— Exercise brief —
Using the entries that follow, collect the lines where the word "Default" appears.

— Excerpted records —
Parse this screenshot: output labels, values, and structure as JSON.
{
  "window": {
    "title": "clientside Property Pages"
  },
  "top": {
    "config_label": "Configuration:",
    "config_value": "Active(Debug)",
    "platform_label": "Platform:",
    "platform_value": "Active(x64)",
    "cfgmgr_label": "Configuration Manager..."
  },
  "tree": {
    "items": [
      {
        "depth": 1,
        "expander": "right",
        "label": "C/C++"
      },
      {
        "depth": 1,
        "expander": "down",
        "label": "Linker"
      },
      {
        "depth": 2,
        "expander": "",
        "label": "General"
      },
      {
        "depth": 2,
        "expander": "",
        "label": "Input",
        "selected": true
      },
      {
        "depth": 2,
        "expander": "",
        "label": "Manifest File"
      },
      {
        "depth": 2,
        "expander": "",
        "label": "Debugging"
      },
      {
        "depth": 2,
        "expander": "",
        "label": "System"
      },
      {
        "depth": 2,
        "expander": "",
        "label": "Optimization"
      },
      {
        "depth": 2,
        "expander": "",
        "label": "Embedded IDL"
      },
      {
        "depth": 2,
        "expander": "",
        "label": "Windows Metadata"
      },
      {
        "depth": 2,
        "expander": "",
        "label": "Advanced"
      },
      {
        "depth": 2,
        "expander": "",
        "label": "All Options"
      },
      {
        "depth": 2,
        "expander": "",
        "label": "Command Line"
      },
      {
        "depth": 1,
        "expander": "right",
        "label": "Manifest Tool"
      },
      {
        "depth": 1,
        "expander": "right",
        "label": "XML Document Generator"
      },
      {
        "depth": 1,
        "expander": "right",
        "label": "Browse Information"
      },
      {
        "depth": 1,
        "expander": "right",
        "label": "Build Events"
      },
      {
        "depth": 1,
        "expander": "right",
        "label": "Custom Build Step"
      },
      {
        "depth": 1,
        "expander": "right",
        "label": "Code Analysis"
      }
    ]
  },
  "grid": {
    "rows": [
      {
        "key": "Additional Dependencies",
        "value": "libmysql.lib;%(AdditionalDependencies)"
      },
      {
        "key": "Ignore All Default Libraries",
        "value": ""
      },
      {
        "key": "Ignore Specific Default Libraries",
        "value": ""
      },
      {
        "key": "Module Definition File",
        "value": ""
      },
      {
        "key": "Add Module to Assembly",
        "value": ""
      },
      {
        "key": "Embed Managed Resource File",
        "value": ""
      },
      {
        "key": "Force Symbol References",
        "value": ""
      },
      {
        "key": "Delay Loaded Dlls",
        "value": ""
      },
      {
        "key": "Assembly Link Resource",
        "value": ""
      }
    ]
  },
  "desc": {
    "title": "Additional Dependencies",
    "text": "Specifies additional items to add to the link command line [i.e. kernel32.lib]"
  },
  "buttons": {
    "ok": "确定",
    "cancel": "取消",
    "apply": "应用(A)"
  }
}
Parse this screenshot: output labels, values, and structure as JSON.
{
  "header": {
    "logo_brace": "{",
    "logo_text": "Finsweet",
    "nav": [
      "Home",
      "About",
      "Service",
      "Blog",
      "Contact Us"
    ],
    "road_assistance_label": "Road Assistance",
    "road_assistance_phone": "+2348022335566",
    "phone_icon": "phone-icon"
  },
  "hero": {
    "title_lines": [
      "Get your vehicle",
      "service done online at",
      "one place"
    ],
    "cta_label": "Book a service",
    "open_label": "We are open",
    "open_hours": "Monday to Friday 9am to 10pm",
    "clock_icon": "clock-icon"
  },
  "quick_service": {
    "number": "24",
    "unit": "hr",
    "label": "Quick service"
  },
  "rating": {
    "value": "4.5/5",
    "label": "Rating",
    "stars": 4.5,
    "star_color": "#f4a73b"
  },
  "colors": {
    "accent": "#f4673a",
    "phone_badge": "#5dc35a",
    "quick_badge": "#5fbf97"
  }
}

— Result for this exercise —
        "key": "Ignore All Default Libraries",
        "key": "Ignore Specific Default Libraries",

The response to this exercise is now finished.